═════ Task input ═════
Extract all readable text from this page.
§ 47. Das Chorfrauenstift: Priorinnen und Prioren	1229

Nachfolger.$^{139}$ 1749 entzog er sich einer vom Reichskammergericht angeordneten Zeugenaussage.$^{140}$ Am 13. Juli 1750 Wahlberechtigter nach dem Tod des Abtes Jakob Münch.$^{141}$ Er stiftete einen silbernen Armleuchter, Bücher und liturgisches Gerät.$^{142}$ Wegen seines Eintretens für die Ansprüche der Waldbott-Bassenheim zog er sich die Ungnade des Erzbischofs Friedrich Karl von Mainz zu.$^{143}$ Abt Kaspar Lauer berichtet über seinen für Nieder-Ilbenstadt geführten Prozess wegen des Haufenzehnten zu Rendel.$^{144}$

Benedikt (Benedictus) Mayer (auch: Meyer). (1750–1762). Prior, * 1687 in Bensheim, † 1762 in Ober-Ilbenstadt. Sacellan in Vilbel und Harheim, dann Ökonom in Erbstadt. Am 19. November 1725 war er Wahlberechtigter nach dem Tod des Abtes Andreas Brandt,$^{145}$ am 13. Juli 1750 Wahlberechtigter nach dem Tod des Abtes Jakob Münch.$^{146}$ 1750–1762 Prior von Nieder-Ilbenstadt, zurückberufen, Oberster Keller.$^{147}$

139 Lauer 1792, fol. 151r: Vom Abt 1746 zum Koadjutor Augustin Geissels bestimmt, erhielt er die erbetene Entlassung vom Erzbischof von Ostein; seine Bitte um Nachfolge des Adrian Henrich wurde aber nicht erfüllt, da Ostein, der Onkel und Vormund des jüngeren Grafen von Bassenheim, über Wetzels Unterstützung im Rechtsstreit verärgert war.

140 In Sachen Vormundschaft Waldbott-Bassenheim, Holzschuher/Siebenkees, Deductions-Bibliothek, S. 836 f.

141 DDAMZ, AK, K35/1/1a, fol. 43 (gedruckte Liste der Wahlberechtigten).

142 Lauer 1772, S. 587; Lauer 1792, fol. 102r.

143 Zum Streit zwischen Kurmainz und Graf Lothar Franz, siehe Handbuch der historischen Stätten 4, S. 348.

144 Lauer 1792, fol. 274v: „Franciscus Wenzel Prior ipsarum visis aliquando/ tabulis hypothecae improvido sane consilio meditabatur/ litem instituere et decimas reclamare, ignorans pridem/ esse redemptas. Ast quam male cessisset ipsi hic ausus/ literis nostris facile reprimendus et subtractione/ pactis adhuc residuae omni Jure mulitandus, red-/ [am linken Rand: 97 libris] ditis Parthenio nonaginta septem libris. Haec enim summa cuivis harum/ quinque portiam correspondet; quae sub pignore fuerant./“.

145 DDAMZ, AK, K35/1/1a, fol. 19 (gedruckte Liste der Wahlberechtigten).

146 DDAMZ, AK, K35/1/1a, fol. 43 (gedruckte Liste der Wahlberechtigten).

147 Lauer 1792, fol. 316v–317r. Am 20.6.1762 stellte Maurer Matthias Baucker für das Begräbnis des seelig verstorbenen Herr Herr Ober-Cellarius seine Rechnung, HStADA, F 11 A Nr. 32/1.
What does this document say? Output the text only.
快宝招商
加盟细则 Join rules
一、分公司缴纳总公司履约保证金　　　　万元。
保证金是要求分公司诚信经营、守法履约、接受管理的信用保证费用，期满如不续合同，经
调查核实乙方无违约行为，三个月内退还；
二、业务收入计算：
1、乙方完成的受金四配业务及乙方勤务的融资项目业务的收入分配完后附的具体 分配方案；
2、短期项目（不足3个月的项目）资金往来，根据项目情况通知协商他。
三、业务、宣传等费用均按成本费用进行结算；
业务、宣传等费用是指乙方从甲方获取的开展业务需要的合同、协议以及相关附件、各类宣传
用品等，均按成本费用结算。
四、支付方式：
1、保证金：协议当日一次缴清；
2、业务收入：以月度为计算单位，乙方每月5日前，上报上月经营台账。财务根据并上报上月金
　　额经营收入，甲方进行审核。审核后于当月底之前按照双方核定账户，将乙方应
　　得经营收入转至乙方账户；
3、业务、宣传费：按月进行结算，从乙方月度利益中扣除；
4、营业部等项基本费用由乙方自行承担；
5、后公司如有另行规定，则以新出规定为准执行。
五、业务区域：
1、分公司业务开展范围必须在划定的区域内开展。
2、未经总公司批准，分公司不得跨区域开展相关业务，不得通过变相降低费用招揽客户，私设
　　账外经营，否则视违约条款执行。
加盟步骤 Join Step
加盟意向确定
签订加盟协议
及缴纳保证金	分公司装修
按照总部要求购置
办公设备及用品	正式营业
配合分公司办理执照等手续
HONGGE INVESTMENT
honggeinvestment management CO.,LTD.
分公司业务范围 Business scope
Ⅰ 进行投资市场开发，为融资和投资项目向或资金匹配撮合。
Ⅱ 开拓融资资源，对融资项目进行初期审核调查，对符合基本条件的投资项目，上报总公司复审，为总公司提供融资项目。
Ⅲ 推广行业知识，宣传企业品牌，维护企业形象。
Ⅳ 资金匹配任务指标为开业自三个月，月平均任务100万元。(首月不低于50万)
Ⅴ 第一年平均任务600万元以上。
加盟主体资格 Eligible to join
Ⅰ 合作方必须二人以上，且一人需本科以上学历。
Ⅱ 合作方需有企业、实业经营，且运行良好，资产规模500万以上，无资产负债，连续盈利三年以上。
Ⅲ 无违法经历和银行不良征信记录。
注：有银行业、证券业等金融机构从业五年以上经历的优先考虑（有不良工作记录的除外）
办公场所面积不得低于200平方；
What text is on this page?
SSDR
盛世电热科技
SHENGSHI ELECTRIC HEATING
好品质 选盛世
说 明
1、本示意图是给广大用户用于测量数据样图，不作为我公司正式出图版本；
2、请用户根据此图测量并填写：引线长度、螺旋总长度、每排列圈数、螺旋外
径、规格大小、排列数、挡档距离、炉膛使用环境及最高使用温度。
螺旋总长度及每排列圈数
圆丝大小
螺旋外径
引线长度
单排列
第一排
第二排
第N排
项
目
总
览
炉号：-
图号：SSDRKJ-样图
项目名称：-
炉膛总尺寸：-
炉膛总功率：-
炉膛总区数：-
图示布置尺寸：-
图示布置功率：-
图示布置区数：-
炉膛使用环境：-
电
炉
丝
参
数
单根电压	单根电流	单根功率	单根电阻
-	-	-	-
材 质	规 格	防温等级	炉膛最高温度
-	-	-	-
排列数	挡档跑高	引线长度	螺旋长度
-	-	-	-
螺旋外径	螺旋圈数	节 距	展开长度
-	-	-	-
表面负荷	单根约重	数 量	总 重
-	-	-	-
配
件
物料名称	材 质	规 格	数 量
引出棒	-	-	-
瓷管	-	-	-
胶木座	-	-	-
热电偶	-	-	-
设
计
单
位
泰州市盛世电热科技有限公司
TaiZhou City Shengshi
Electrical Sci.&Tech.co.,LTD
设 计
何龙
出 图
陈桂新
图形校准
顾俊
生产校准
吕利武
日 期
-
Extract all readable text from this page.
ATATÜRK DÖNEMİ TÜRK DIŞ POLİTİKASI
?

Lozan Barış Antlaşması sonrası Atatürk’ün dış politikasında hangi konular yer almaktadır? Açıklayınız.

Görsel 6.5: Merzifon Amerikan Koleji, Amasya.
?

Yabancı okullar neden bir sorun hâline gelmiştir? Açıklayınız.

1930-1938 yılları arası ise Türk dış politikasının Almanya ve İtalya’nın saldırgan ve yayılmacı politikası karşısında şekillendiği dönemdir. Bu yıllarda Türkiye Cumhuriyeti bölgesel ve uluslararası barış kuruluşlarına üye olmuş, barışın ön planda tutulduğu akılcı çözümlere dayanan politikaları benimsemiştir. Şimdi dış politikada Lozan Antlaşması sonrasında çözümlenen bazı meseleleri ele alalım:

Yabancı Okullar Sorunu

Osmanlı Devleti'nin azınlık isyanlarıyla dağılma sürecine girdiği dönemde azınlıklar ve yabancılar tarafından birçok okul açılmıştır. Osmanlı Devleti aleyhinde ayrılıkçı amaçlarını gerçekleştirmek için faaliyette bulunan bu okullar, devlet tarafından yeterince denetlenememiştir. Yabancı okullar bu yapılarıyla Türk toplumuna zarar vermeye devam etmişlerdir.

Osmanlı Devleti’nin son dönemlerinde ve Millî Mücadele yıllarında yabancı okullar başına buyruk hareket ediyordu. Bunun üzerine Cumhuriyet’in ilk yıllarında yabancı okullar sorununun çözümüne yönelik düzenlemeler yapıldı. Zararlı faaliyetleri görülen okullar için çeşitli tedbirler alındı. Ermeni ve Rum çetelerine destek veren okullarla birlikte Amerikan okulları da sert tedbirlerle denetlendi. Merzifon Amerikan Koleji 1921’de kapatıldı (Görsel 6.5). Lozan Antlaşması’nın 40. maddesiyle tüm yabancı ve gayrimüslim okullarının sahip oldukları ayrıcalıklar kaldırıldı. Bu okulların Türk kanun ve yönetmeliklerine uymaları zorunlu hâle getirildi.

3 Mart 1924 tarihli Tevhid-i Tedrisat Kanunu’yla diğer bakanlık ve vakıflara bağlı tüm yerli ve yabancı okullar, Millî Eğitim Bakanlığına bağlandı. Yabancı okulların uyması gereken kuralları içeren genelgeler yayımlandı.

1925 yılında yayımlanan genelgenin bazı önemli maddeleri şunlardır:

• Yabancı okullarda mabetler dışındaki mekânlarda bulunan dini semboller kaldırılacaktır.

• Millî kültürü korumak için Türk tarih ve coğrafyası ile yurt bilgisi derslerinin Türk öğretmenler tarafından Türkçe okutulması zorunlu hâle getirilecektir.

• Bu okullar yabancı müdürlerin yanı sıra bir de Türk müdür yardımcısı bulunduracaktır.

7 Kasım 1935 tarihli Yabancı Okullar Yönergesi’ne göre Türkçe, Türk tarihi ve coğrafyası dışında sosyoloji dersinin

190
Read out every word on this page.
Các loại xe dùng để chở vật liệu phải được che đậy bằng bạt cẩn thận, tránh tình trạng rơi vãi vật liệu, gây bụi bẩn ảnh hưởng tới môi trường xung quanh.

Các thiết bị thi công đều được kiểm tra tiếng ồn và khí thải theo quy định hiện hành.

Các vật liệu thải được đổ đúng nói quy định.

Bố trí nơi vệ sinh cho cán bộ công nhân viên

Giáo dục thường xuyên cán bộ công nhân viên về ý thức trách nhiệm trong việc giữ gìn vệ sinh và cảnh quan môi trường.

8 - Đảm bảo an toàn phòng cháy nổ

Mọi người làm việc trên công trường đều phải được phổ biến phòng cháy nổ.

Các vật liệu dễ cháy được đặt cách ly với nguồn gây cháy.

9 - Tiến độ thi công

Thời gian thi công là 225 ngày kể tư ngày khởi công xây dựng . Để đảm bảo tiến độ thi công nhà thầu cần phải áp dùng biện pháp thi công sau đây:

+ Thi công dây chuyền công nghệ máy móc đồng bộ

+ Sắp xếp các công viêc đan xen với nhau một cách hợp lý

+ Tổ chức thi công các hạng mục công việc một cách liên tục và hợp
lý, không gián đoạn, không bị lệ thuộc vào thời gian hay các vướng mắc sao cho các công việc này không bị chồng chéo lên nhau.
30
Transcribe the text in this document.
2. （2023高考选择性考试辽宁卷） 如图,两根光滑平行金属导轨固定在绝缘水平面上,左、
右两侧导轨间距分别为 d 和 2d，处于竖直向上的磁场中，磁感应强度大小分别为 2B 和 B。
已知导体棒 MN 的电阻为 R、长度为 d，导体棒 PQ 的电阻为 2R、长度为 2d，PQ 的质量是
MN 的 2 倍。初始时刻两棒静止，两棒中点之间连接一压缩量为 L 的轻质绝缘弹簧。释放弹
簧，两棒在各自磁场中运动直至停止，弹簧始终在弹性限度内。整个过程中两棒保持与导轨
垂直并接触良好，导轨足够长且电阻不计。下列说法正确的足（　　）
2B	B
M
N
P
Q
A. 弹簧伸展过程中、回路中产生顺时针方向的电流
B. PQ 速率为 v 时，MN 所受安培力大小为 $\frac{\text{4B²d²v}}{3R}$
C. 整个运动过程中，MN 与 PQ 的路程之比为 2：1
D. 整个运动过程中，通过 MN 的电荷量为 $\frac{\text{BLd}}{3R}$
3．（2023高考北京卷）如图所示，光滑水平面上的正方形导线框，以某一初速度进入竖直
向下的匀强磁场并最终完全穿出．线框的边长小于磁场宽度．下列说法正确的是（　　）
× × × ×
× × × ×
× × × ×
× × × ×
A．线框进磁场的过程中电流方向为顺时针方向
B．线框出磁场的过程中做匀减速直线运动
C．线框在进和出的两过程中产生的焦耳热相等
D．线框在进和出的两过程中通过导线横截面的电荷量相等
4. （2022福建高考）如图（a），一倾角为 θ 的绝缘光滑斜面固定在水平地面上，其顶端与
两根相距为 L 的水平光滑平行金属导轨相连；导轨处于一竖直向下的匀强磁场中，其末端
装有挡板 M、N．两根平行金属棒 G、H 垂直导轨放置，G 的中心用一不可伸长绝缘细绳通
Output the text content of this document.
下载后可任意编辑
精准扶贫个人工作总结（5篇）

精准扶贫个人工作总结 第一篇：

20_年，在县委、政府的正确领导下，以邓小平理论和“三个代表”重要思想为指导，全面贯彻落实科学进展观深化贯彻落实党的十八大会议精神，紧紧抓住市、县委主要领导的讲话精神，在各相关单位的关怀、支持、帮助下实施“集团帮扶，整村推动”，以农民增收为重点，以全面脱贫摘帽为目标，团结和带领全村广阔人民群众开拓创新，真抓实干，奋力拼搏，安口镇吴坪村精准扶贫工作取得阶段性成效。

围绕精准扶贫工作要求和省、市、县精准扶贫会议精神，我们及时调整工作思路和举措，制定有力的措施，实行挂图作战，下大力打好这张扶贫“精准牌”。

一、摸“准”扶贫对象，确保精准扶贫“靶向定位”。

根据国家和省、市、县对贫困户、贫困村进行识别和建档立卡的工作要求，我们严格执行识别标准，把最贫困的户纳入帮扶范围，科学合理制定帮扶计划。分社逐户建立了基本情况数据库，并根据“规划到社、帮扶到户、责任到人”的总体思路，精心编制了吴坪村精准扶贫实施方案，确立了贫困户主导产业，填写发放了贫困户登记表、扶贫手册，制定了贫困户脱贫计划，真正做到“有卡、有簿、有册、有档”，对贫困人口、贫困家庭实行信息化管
═════
Exercise
Scan the records above for the string "định", then report every line that contains it.

Answer for this exercise
Các thiết bị thi công đều được kiểm tra tiếng ồn và khí thải theo quy định hiện hành.
Các vật liệu thải được đổ đúng nói quy định.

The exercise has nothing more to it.